## [Text passage]
------
The widespread adoption of the value-based care model is encouraging more healthcare organizations to revisit the management of their data. Increased emphasis on the quality of service, elevating care outcomes along the way, means that organizations depend more than ever on consistent, accessible, and high-quality data.
The problem is that the current state of data management is inconsistent and disorganized. Less than half of healthcare CIOs trust the current quality of their clinical, operational, and financial data. In turn, the low credibility of their data sources calls into question their reporting and analytics, which ripples outward, inhibiting the entirety of their decision-making. Clinical diagnoses, operational assessments, insurance policy designs, and patient/member satisfaction reports all suffer with poor data governance.
Fortunately, most healthcare organizations can take straightforward steps to improve their data governance – if they are aware of what’s hindering their reporting and analytics. With that goal in mind, here are some of the most common challenges and oversights for data governance and what your organization can do to overcome them.
------
## [Page segmentation data]
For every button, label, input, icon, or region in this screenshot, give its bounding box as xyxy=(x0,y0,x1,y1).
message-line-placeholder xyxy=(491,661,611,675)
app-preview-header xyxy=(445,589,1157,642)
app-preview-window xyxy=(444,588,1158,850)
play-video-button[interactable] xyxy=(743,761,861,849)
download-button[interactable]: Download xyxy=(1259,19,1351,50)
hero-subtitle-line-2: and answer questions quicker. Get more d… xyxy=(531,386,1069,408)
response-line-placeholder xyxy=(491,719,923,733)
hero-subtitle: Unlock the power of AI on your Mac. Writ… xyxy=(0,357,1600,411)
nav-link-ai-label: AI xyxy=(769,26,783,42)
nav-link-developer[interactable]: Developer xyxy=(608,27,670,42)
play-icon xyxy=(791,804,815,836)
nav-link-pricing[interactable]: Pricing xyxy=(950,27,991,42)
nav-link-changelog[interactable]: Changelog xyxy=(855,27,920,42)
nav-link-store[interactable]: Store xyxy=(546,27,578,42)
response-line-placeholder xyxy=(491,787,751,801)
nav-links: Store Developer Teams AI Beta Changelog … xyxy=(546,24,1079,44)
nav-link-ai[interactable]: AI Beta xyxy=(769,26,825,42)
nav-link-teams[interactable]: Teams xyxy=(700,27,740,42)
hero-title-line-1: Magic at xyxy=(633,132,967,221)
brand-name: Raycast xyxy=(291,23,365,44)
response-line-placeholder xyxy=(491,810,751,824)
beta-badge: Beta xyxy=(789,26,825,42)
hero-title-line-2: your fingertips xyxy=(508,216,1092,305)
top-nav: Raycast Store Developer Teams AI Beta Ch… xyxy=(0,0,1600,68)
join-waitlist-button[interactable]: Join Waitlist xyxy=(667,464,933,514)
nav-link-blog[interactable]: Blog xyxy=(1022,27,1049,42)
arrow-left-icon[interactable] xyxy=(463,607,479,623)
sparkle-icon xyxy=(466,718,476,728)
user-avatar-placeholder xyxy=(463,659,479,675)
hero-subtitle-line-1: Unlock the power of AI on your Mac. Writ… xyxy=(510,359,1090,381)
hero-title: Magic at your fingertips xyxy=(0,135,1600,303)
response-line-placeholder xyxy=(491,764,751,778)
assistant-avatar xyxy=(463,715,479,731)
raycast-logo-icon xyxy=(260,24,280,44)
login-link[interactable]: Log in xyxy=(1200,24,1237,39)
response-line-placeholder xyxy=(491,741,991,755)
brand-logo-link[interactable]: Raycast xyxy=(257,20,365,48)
------
## [Exercise]
Go on with the passage on healthcare data governance after its last sentence, describing the common challenges and oversights it introduces and how an organization can overcome them.

## [Response below]
Data Silos
Most healthcare organizations are now aware of the idea of data silos. As a whole, the industry has made commendable progress breaking down these barriers and unifying large swaths of raw data into centralized repositories. Yet the ongoing addition of new data sources can lead to the return of analytical blind spots if your organization doesn’t create permanent protocols to prevent them.
Consider this situation: Your billing department just implemented a live chat feature on your website or app, providing automated answers to a variety of patient or member questions. If there is not an established protocol automatically integrating data from these interactions into your unified view, then you’ll miss valuable pieces of each patient or member’s overall story. The lack of data might result in missed opportunities for outreach campaigns or even expanded services.
Adding any new technology (e.g., live chat, healthcare diagnostic devices, virtual assistants) creates a potential threat to the comprehensiveness of your insights. Yet by creating a data pipeline and a data-centric culture, you can prevent data siloing from reasserting itself. Remember that your data ecosystem is dynamic, and your data governance practices should be too.
Lack of Uniformity
None of the data within a healthcare organization exists in a vacuum. Even if the data within your EHR or medical practice management (MPM) software is held to the highest quality standards, a lack of consistency between these or other platforms can diminish the overall accuracy of analytics. Worst of all, this absence of standardization can impact your organization in a number of ways.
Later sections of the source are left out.